(Stored data entries)
(begin)

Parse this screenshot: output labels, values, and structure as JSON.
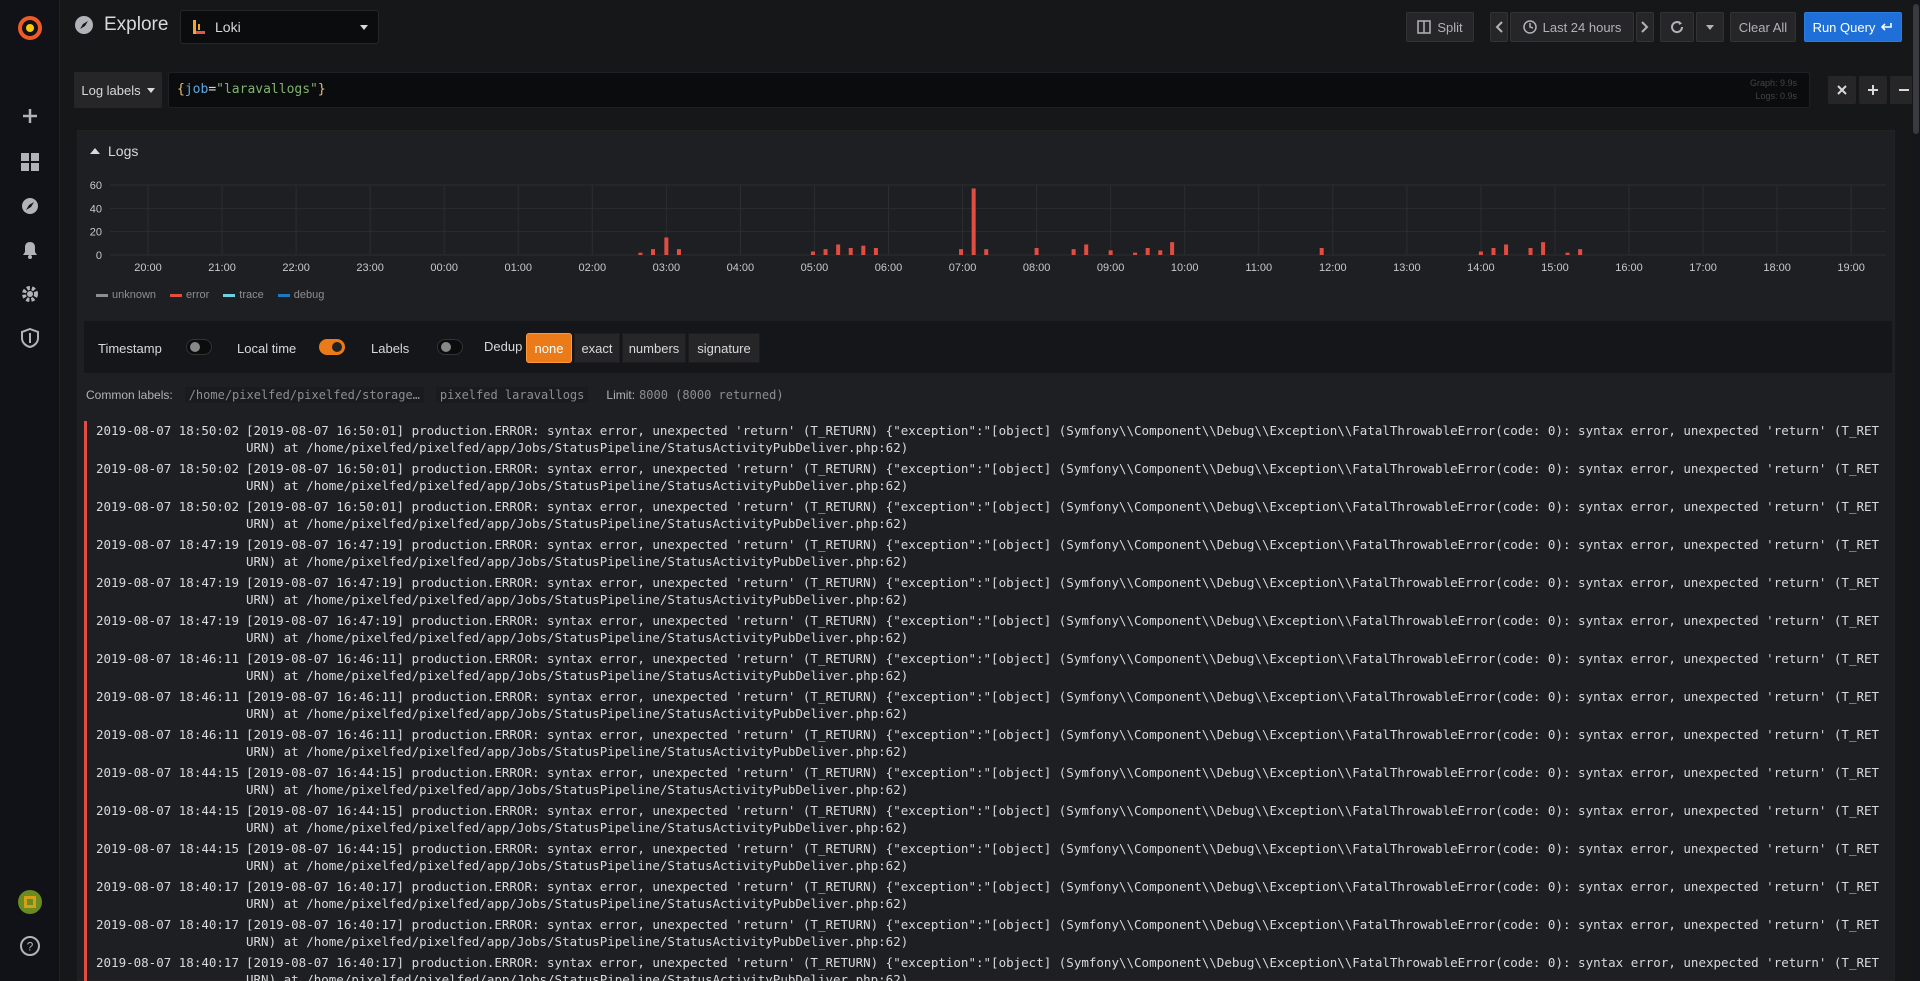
{
  "header": {
    "title": "Explore",
    "datasource": "Loki",
    "split_label": "Split",
    "time_range": "Last 24 hours",
    "clear_all_label": "Clear All",
    "run_query_label": "Run Query"
  },
  "query": {
    "log_labels_label": "Log labels",
    "expr_key": "job",
    "expr_eq": "=",
    "expr_value": "\"laravallogs\"",
    "meta_graph": "Graph: 9.9s",
    "meta_logs": "Logs: 0.9s"
  },
  "panel": {
    "title": "Logs"
  },
  "chart_data": {
    "type": "bar",
    "title": "",
    "ylim": [
      0,
      60
    ],
    "y_ticks": [
      "0",
      "20",
      "40",
      "60"
    ],
    "x_ticks": [
      "20:00",
      "21:00",
      "22:00",
      "23:00",
      "00:00",
      "01:00",
      "02:00",
      "03:00",
      "04:00",
      "05:00",
      "06:00",
      "07:00",
      "08:00",
      "09:00",
      "10:00",
      "11:00",
      "12:00",
      "13:00",
      "14:00",
      "15:00",
      "16:00",
      "17:00",
      "18:00",
      "19:00"
    ],
    "grid": true,
    "legend_position": "bottom-left",
    "series": [
      {
        "name": "error",
        "color": "#e24d42",
        "points": [
          {
            "t": 6.65,
            "v": 2
          },
          {
            "t": 6.82,
            "v": 5
          },
          {
            "t": 7.0,
            "v": 15
          },
          {
            "t": 7.17,
            "v": 5
          },
          {
            "t": 8.98,
            "v": 3
          },
          {
            "t": 9.15,
            "v": 5
          },
          {
            "t": 9.32,
            "v": 9
          },
          {
            "t": 9.49,
            "v": 6
          },
          {
            "t": 9.66,
            "v": 8
          },
          {
            "t": 9.83,
            "v": 6
          },
          {
            "t": 10.98,
            "v": 5
          },
          {
            "t": 11.15,
            "v": 57
          },
          {
            "t": 11.32,
            "v": 5
          },
          {
            "t": 12.0,
            "v": 6
          },
          {
            "t": 12.5,
            "v": 5
          },
          {
            "t": 12.67,
            "v": 9
          },
          {
            "t": 13.0,
            "v": 4
          },
          {
            "t": 13.33,
            "v": 2
          },
          {
            "t": 13.5,
            "v": 6
          },
          {
            "t": 13.67,
            "v": 4
          },
          {
            "t": 13.83,
            "v": 11
          },
          {
            "t": 15.85,
            "v": 6
          },
          {
            "t": 18.0,
            "v": 3
          },
          {
            "t": 18.17,
            "v": 6
          },
          {
            "t": 18.34,
            "v": 9
          },
          {
            "t": 18.67,
            "v": 6
          },
          {
            "t": 18.84,
            "v": 11
          },
          {
            "t": 19.17,
            "v": 2
          },
          {
            "t": 19.34,
            "v": 5
          }
        ]
      }
    ]
  },
  "legend": [
    {
      "label": "unknown",
      "color": "#8e8e8e"
    },
    {
      "label": "error",
      "color": "#e24d42"
    },
    {
      "label": "trace",
      "color": "#6ed0e0"
    },
    {
      "label": "debug",
      "color": "#1f78c1"
    }
  ],
  "options": {
    "timestamp_label": "Timestamp",
    "local_time_label": "Local time",
    "labels_label": "Labels",
    "dedup_label": "Dedup",
    "dedup_options": [
      "none",
      "exact",
      "numbers",
      "signature"
    ]
  },
  "common": {
    "label": "Common labels:",
    "chips": [
      "/home/pixelfed/pixelfed/storage…",
      "pixelfed laravallogs"
    ],
    "limit_label": "Limit:",
    "limit_value": "8000 (8000 returned)"
  },
  "log_rows": [
    {
      "ts": "2019-08-07 18:50:02",
      "msg": "[2019-08-07 16:50:01] production.ERROR: syntax error, unexpected 'return' (T_RETURN) {\"exception\":\"[object] (Symfony\\\\Component\\\\Debug\\\\Exception\\\\FatalThrowableError(code: 0): syntax error, unexpected 'return' (T_RETURN) at /home/pixelfed/pixelfed/app/Jobs/StatusPipeline/StatusActivityPubDeliver.php:62)"
    },
    {
      "ts": "2019-08-07 18:50:02",
      "msg": "[2019-08-07 16:50:01] production.ERROR: syntax error, unexpected 'return' (T_RETURN) {\"exception\":\"[object] (Symfony\\\\Component\\\\Debug\\\\Exception\\\\FatalThrowableError(code: 0): syntax error, unexpected 'return' (T_RETURN) at /home/pixelfed/pixelfed/app/Jobs/StatusPipeline/StatusActivityPubDeliver.php:62)"
    },
    {
      "ts": "2019-08-07 18:50:02",
      "msg": "[2019-08-07 16:50:01] production.ERROR: syntax error, unexpected 'return' (T_RETURN) {\"exception\":\"[object] (Symfony\\\\Component\\\\Debug\\\\Exception\\\\FatalThrowableError(code: 0): syntax error, unexpected 'return' (T_RETURN) at /home/pixelfed/pixelfed/app/Jobs/StatusPipeline/StatusActivityPubDeliver.php:62)"
    },
    {
      "ts": "2019-08-07 18:47:19",
      "msg": "[2019-08-07 16:47:19] production.ERROR: syntax error, unexpected 'return' (T_RETURN) {\"exception\":\"[object] (Symfony\\\\Component\\\\Debug\\\\Exception\\\\FatalThrowableError(code: 0): syntax error, unexpected 'return' (T_RETURN) at /home/pixelfed/pixelfed/app/Jobs/StatusPipeline/StatusActivityPubDeliver.php:62)"
    },
    {
      "ts": "2019-08-07 18:47:19",
      "msg": "[2019-08-07 16:47:19] production.ERROR: syntax error, unexpected 'return' (T_RETURN) {\"exception\":\"[object] (Symfony\\\\Component\\\\Debug\\\\Exception\\\\FatalThrowableError(code: 0): syntax error, unexpected 'return' (T_RETURN) at /home/pixelfed/pixelfed/app/Jobs/StatusPipeline/StatusActivityPubDeliver.php:62)"
    },
    {
      "ts": "2019-08-07 18:47:19",
      "msg": "[2019-08-07 16:47:19] production.ERROR: syntax error, unexpected 'return' (T_RETURN) {\"exception\":\"[object] (Symfony\\\\Component\\\\Debug\\\\Exception\\\\FatalThrowableError(code: 0): syntax error, unexpected 'return' (T_RETURN) at /home/pixelfed/pixelfed/app/Jobs/StatusPipeline/StatusActivityPubDeliver.php:62)"
    },
    {
      "ts": "2019-08-07 18:46:11",
      "msg": "[2019-08-07 16:46:11] production.ERROR: syntax error, unexpected 'return' (T_RETURN) {\"exception\":\"[object] (Symfony\\\\Component\\\\Debug\\\\Exception\\\\FatalThrowableError(code: 0): syntax error, unexpected 'return' (T_RETURN) at /home/pixelfed/pixelfed/app/Jobs/StatusPipeline/StatusActivityPubDeliver.php:62)"
    },
    {
      "ts": "2019-08-07 18:46:11",
      "msg": "[2019-08-07 16:46:11] production.ERROR: syntax error, unexpected 'return' (T_RETURN) {\"exception\":\"[object] (Symfony\\\\Component\\\\Debug\\\\Exception\\\\FatalThrowableError(code: 0): syntax error, unexpected 'return' (T_RETURN) at /home/pixelfed/pixelfed/app/Jobs/StatusPipeline/StatusActivityPubDeliver.php:62)"
    },
    {
      "ts": "2019-08-07 18:46:11",
      "msg": "[2019-08-07 16:46:11] production.ERROR: syntax error, unexpected 'return' (T_RETURN) {\"exception\":\"[object] (Symfony\\\\Component\\\\Debug\\\\Exception\\\\FatalThrowableError(code: 0): syntax error, unexpected 'return' (T_RETURN) at /home/pixelfed/pixelfed/app/Jobs/StatusPipeline/StatusActivityPubDeliver.php:62)"
    },
    {
      "ts": "2019-08-07 18:44:15",
      "msg": "[2019-08-07 16:44:15] production.ERROR: syntax error, unexpected 'return' (T_RETURN) {\"exception\":\"[object] (Symfony\\\\Component\\\\Debug\\\\Exception\\\\FatalThrowableError(code: 0): syntax error, unexpected 'return' (T_RETURN) at /home/pixelfed/pixelfed/app/Jobs/StatusPipeline/StatusActivityPubDeliver.php:62)"
    },
    {
      "ts": "2019-08-07 18:44:15",
      "msg": "[2019-08-07 16:44:15] production.ERROR: syntax error, unexpected 'return' (T_RETURN) {\"exception\":\"[object] (Symfony\\\\Component\\\\Debug\\\\Exception\\\\FatalThrowableError(code: 0): syntax error, unexpected 'return' (T_RETURN) at /home/pixelfed/pixelfed/app/Jobs/StatusPipeline/StatusActivityPubDeliver.php:62)"
    },
    {
      "ts": "2019-08-07 18:44:15",
      "msg": "[2019-08-07 16:44:15] production.ERROR: syntax error, unexpected 'return' (T_RETURN) {\"exception\":\"[object] (Symfony\\\\Component\\\\Debug\\\\Exception\\\\FatalThrowableError(code: 0): syntax error, unexpected 'return' (T_RETURN) at /home/pixelfed/pixelfed/app/Jobs/StatusPipeline/StatusActivityPubDeliver.php:62)"
    },
    {
      "ts": "2019-08-07 18:40:17",
      "msg": "[2019-08-07 16:40:17] production.ERROR: syntax error, unexpected 'return' (T_RETURN) {\"exception\":\"[object] (Symfony\\\\Component\\\\Debug\\\\Exception\\\\FatalThrowableError(code: 0): syntax error, unexpected 'return' (T_RETURN) at /home/pixelfed/pixelfed/app/Jobs/StatusPipeline/StatusActivityPubDeliver.php:62)"
    },
    {
      "ts": "2019-08-07 18:40:17",
      "msg": "[2019-08-07 16:40:17] production.ERROR: syntax error, unexpected 'return' (T_RETURN) {\"exception\":\"[object] (Symfony\\\\Component\\\\Debug\\\\Exception\\\\FatalThrowableError(code: 0): syntax error, unexpected 'return' (T_RETURN) at /home/pixelfed/pixelfed/app/Jobs/StatusPipeline/StatusActivityPubDeliver.php:62)"
    },
    {
      "ts": "2019-08-07 18:40:17",
      "msg": "[2019-08-07 16:40:17] production.ERROR: syntax error, unexpected 'return' (T_RETURN) {\"exception\":\"[object] (Symfony\\\\Component\\\\Debug\\\\Exception\\\\FatalThrowableError(code: 0): syntax error, unexpected 'return' (T_RETURN) at /home/pixelfed/pixelfed/app/Jobs/StatusPipeline/StatusActivityPubDeliver.php:62)"
    }
  ],
  "colors": {
    "accent": "#eb7b18",
    "primary": "#1f6fd8",
    "error": "#e24d42"
  }
}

(end)

**Task to carry out**
Locate the word "laravallogs" in the entries, and copy every line where it is found.

**Response to this task**
    "expr_value": "\"laravallogs\"",
      "pixelfed laravallogs"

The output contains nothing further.